--- Task instructions ---
Extract each line of the material that follows exactly and omit its pictures.

--- Extracted information ---
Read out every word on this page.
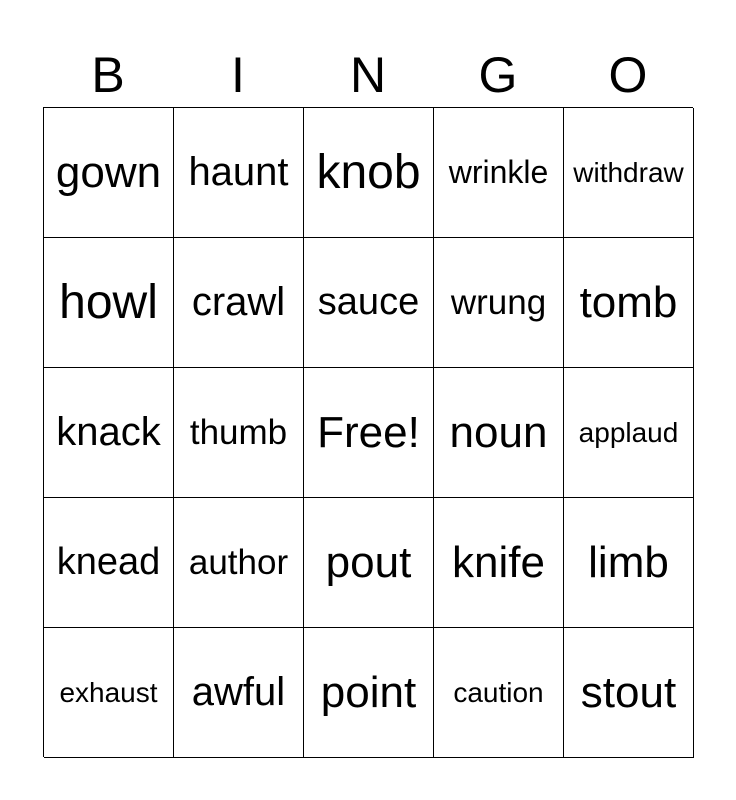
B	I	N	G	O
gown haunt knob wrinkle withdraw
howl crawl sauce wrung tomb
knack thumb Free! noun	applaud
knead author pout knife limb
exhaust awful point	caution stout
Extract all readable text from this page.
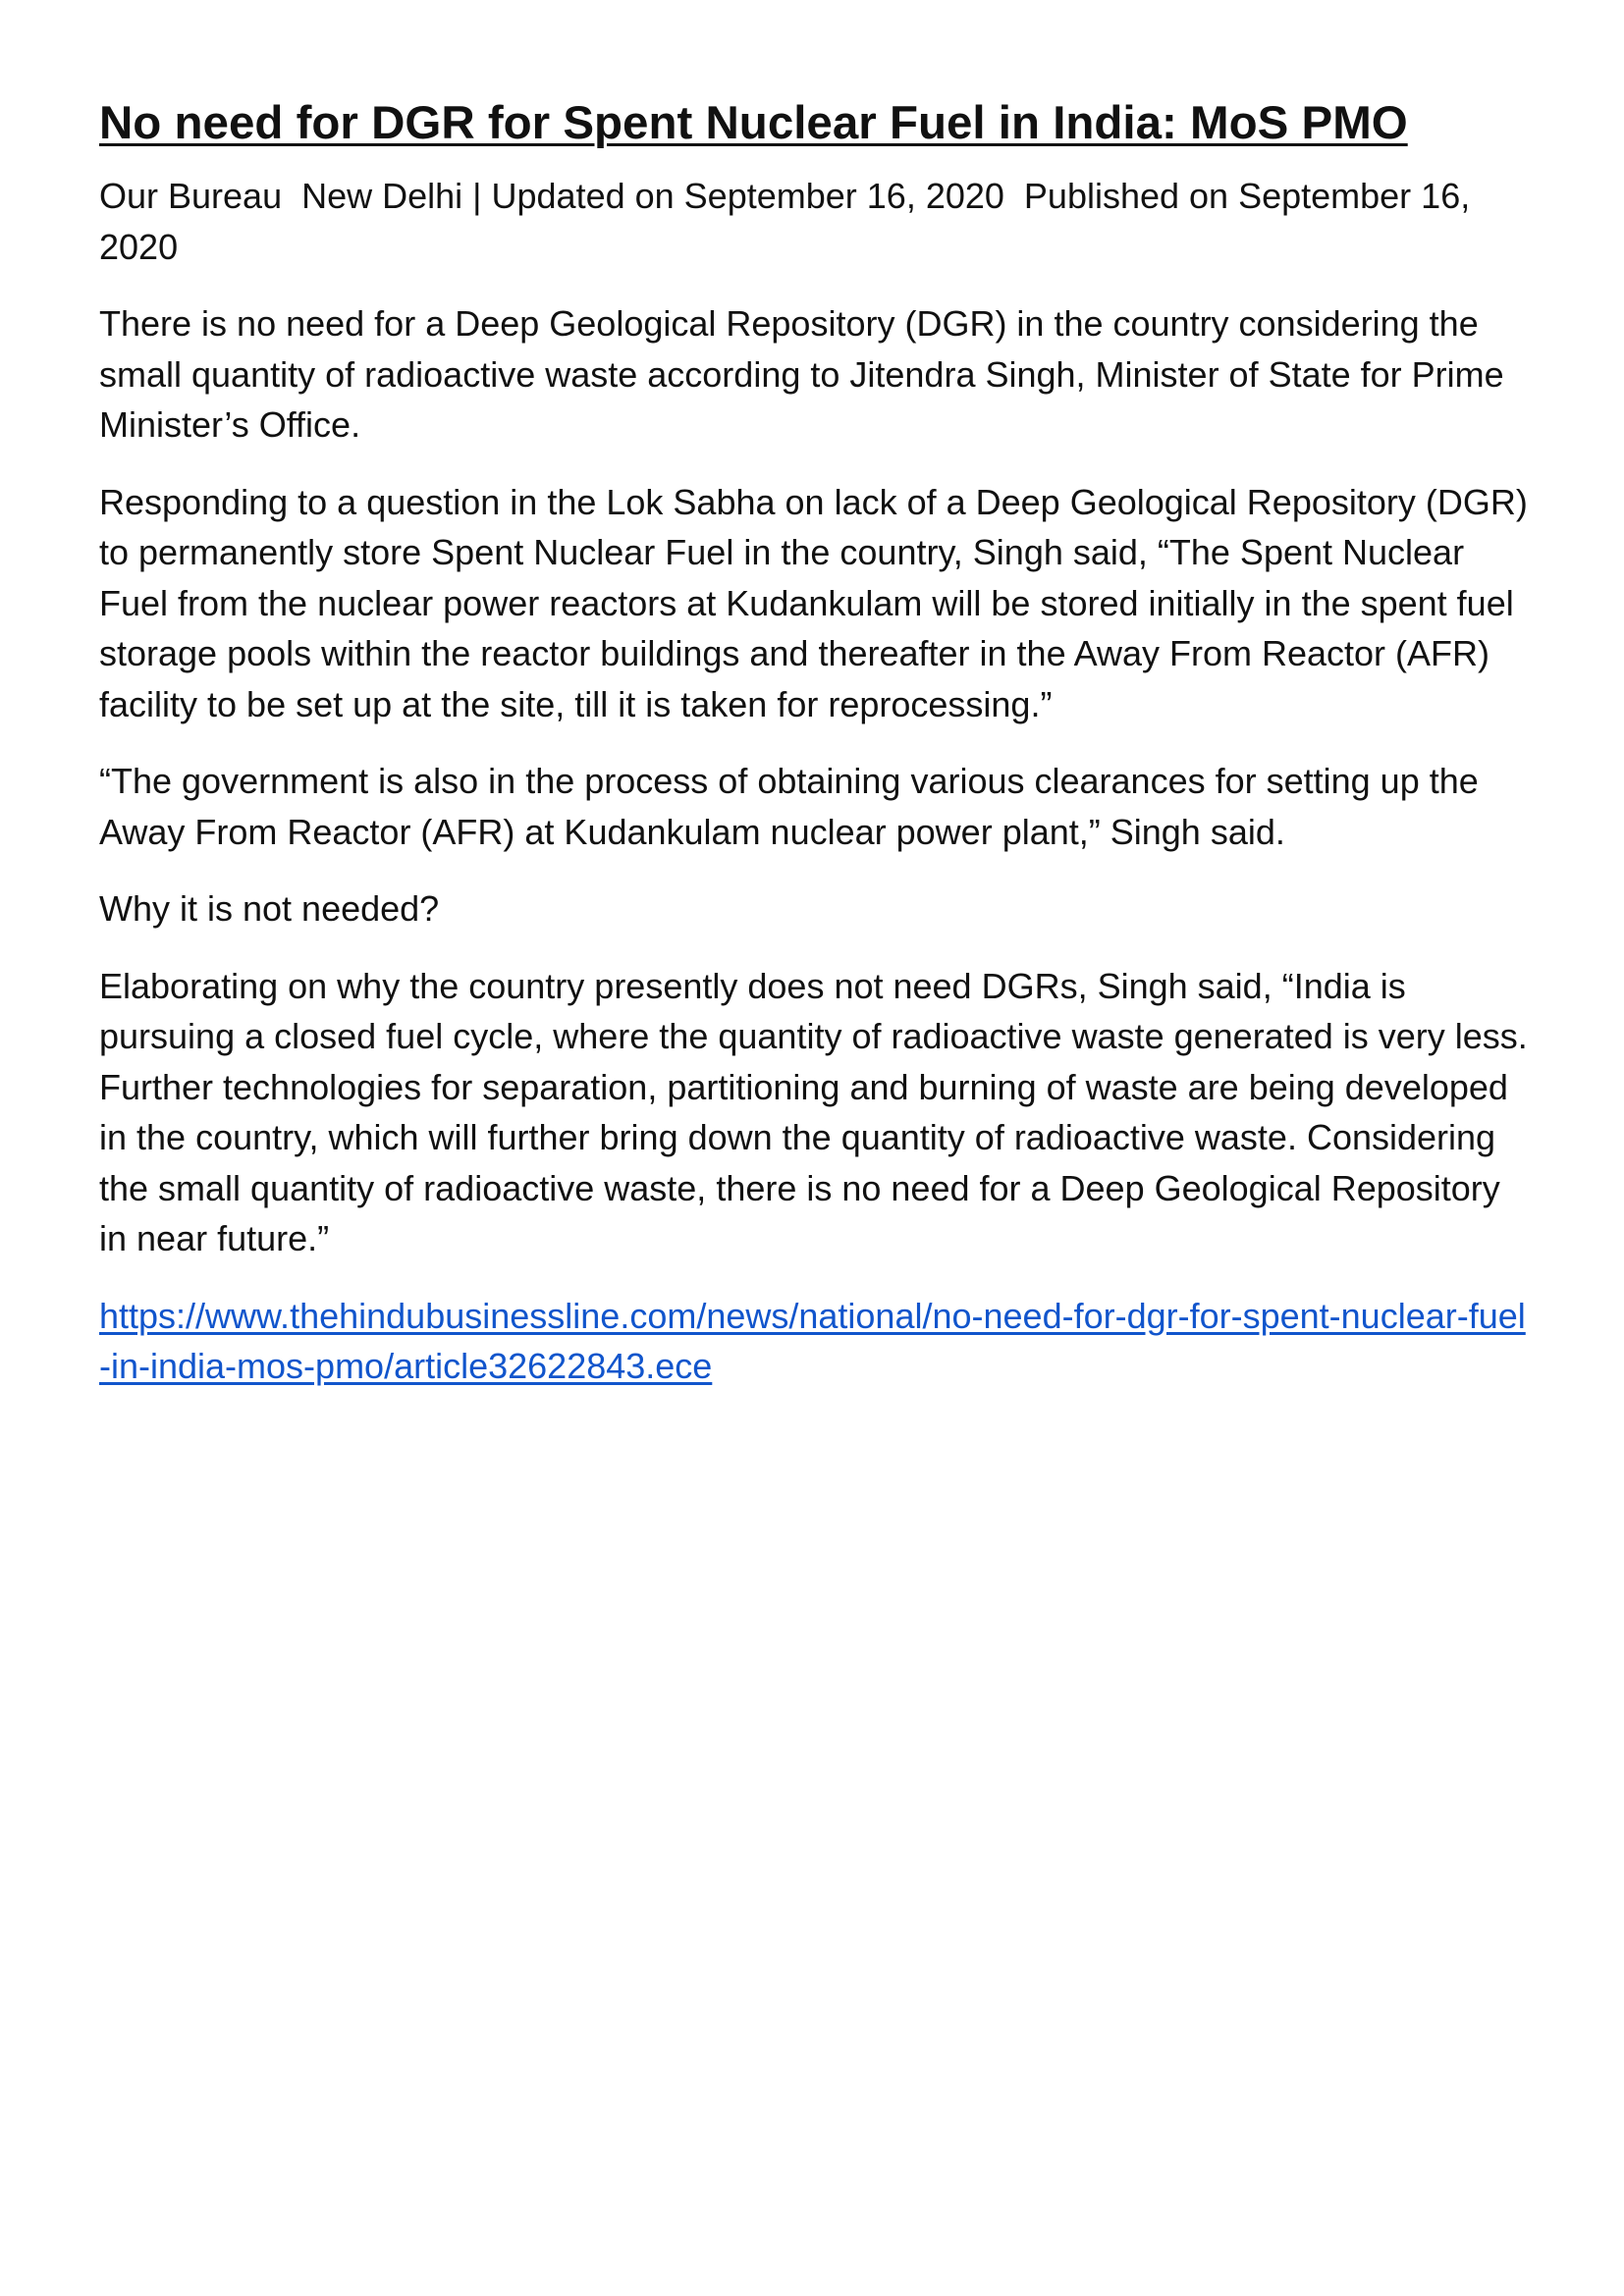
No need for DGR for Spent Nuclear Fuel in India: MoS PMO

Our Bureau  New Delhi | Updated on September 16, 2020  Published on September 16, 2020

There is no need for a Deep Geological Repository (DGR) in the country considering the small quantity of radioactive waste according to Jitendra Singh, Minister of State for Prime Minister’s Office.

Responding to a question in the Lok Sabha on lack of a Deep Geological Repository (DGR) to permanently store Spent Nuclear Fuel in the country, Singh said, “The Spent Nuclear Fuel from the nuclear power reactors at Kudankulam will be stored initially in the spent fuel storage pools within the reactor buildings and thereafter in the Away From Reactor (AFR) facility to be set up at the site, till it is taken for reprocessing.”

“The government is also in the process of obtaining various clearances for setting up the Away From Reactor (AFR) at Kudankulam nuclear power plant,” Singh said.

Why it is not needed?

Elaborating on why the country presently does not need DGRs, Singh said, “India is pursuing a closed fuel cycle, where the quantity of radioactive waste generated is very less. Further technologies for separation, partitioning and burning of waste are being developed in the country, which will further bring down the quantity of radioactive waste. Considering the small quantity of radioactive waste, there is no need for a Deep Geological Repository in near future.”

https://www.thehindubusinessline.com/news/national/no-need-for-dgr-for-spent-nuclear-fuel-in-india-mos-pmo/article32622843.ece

--- Completed task ---
Read out every word on this page.
B	I	N	G	O
gown haunt knob wrinkle withdraw
howl crawl sauce wrung tomb
knack thumb Free! noun	applaud
knead author pout knife limb
exhaust awful point	caution stout
Extract all readable text from this page.
No need for DGR for Spent Nuclear Fuel in India: MoS PMO

Our Bureau  New Delhi | Updated on September 16, 2020  Published on September 16, 2020

There is no need for a Deep Geological Repository (DGR) in the country considering the small quantity of radioactive waste according to Jitendra Singh, Minister of State for Prime Minister’s Office.

Responding to a question in the Lok Sabha on lack of a Deep Geological Repository (DGR) to permanently store Spent Nuclear Fuel in the country, Singh said, “The Spent Nuclear Fuel from the nuclear power reactors at Kudankulam will be stored initially in the spent fuel storage pools within the reactor buildings and thereafter in the Away From Reactor (AFR) facility to be set up at the site, till it is taken for reprocessing.”

“The government is also in the process of obtaining various clearances for setting up the Away From Reactor (AFR) at Kudankulam nuclear power plant,” Singh said.

Why it is not needed?

Elaborating on why the country presently does not need DGRs, Singh said, “India is pursuing a closed fuel cycle, where the quantity of radioactive waste generated is very less. Further technologies for separation, partitioning and burning of waste are being developed in the country, which will further bring down the quantity of radioactive waste. Considering the small quantity of radioactive waste, there is no need for a Deep Geological Repository in near future.”

https://www.thehindubusinessline.com/news/national/no-need-for-dgr-for-spent-nuclear-fuel-in-india-mos-pmo/article32622843.ece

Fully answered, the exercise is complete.